(Saved data entries)

BEGIN

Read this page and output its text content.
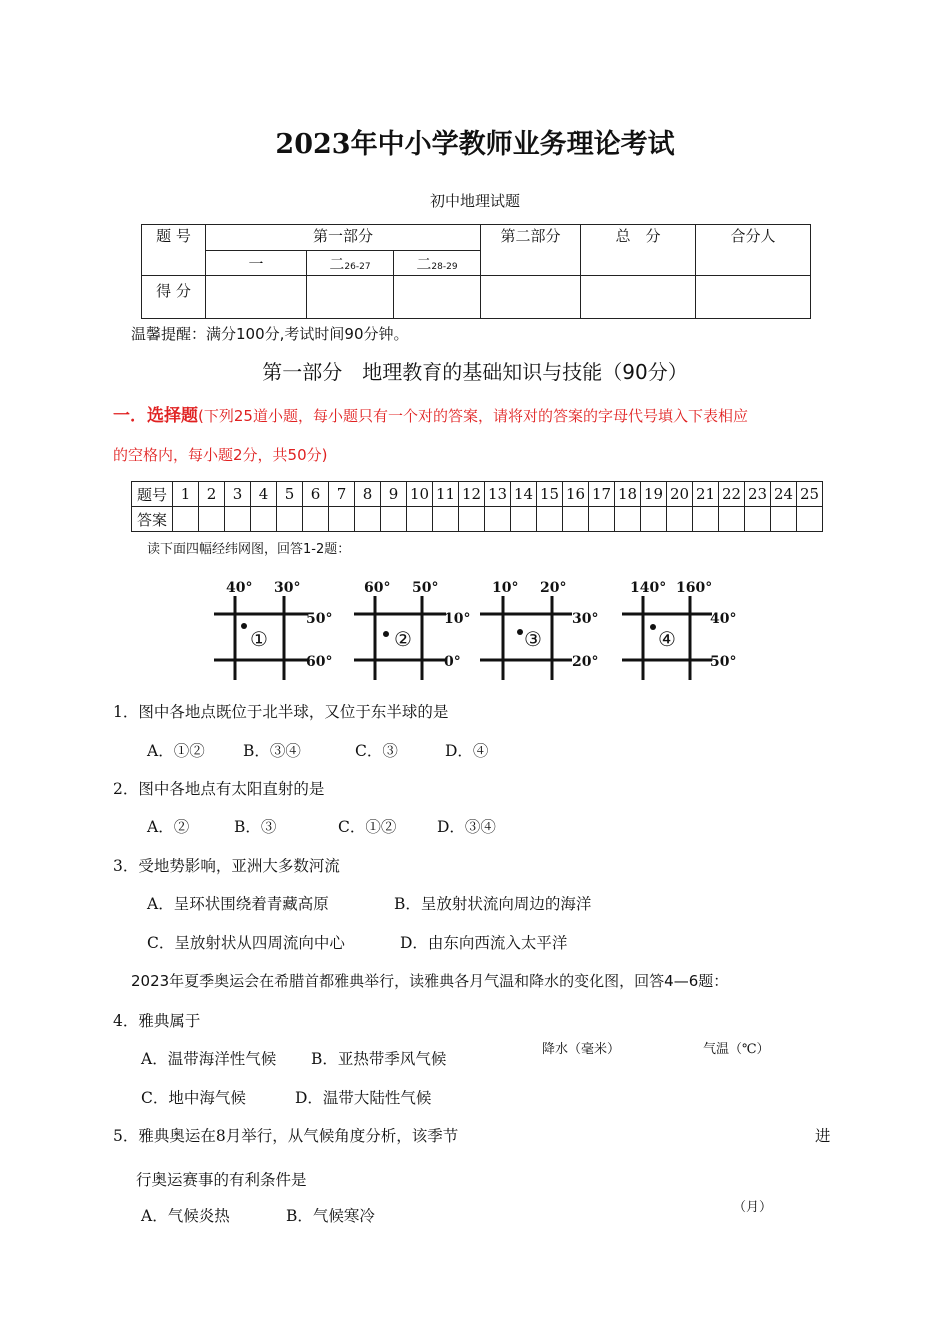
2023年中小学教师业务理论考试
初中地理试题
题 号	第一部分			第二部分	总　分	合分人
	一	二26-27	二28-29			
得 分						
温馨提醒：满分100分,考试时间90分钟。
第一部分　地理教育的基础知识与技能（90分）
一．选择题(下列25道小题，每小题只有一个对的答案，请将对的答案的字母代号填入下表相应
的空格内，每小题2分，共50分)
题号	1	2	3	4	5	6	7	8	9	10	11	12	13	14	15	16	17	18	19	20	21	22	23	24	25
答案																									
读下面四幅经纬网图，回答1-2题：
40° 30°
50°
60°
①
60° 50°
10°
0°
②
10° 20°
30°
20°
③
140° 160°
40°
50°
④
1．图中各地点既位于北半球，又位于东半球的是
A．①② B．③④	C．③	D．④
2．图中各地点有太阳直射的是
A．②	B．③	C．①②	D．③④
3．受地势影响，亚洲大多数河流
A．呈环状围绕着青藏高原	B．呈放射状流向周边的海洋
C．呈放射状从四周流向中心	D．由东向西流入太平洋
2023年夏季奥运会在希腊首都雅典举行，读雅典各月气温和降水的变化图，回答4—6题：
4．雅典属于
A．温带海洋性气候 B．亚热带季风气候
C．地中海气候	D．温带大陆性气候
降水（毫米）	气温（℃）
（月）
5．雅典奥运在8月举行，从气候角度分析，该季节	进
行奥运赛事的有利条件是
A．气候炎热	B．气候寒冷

END
BEGIN

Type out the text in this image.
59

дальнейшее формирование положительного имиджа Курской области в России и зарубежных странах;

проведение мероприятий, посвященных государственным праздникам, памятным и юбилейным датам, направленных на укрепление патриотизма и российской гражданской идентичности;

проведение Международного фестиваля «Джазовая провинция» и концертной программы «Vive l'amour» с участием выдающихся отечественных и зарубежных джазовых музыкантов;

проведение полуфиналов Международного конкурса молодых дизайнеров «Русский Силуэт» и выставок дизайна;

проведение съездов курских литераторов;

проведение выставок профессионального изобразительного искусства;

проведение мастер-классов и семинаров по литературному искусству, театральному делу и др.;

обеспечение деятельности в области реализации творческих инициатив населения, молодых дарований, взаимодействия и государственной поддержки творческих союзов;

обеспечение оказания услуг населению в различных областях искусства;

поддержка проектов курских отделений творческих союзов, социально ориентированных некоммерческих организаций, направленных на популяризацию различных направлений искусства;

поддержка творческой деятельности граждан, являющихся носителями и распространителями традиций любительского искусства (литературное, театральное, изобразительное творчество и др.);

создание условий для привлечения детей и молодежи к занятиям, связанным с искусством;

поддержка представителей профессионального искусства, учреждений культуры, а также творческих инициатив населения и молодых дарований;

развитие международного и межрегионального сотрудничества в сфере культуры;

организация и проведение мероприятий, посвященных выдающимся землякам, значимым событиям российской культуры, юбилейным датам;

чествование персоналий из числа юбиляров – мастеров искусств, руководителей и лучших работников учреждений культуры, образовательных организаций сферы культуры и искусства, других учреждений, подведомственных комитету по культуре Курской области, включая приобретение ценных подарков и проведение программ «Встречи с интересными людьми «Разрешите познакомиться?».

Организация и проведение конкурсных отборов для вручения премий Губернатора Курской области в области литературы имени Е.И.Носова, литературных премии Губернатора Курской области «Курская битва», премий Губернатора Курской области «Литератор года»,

END

# [Written instruction]
Copy each line of the listing in which the word "посвященных" can be found.

# [The result]
проведение мероприятий, посвященных государственным праздникам, памятным и юбилейным датам, направленных на укрепление патриотизма и российской гражданской идентичности;
организация и проведение мероприятий, посвященных выдающимся землякам, значимым событиям российской культуры, юбилейным датам;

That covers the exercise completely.